## Available data
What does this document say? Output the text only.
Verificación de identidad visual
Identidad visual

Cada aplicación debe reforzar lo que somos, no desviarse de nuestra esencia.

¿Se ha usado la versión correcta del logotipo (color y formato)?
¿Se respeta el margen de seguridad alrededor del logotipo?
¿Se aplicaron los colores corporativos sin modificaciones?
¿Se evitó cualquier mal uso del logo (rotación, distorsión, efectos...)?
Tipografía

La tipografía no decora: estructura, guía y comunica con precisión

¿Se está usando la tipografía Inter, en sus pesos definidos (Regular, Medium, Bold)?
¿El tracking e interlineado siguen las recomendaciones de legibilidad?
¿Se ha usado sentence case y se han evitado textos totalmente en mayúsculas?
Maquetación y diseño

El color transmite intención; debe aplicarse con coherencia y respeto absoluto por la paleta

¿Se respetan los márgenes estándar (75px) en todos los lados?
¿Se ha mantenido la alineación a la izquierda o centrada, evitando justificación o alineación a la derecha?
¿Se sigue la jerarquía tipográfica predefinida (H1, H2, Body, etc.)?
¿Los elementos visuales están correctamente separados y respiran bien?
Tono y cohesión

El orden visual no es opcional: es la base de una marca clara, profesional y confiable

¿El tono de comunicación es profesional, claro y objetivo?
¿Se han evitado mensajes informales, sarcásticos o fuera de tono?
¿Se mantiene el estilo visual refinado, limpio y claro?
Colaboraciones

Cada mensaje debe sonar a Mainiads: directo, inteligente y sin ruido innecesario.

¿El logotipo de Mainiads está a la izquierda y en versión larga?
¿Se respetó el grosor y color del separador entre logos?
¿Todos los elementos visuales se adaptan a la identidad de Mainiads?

## Task directions
Provide all the records again, word for word.

## Result of this task
What does this document say? Output the text only.
Verificación de identidad visual
Identidad visual

Cada aplicación debe reforzar lo que somos, no desviarse de nuestra esencia.

¿Se ha usado la versión correcta del logotipo (color y formato)?
¿Se respeta el margen de seguridad alrededor del logotipo?
¿Se aplicaron los colores corporativos sin modificaciones?
¿Se evitó cualquier mal uso del logo (rotación, distorsión, efectos...)?
Tipografía

La tipografía no decora: estructura, guía y comunica con precisión

¿Se está usando la tipografía Inter, en sus pesos definidos (Regular, Medium, Bold)?
¿El tracking e interlineado siguen las recomendaciones de legibilidad?
¿Se ha usado sentence case y se han evitado textos totalmente en mayúsculas?
Maquetación y diseño

El color transmite intención; debe aplicarse con coherencia y respeto absoluto por la paleta

¿Se respetan los márgenes estándar (75px) en todos los lados?
¿Se ha mantenido la alineación a la izquierda o centrada, evitando justificación o alineación a la derecha?
¿Se sigue la jerarquía tipográfica predefinida (H1, H2, Body, etc.)?
¿Los elementos visuales están correctamente separados y respiran bien?
Tono y cohesión

El orden visual no es opcional: es la base de una marca clara, profesional y confiable

¿El tono de comunicación es profesional, claro y objetivo?
¿Se han evitado mensajes informales, sarcásticos o fuera de tono?
¿Se mantiene el estilo visual refinado, limpio y claro?
Colaboraciones

Cada mensaje debe sonar a Mainiads: directo, inteligente y sin ruido innecesario.

¿El logotipo de Mainiads está a la izquierda y en versión larga?
¿Se respetó el grosor y color del separador entre logos?
¿Todos los elementos visuales se adaptan a la identidad de Mainiads?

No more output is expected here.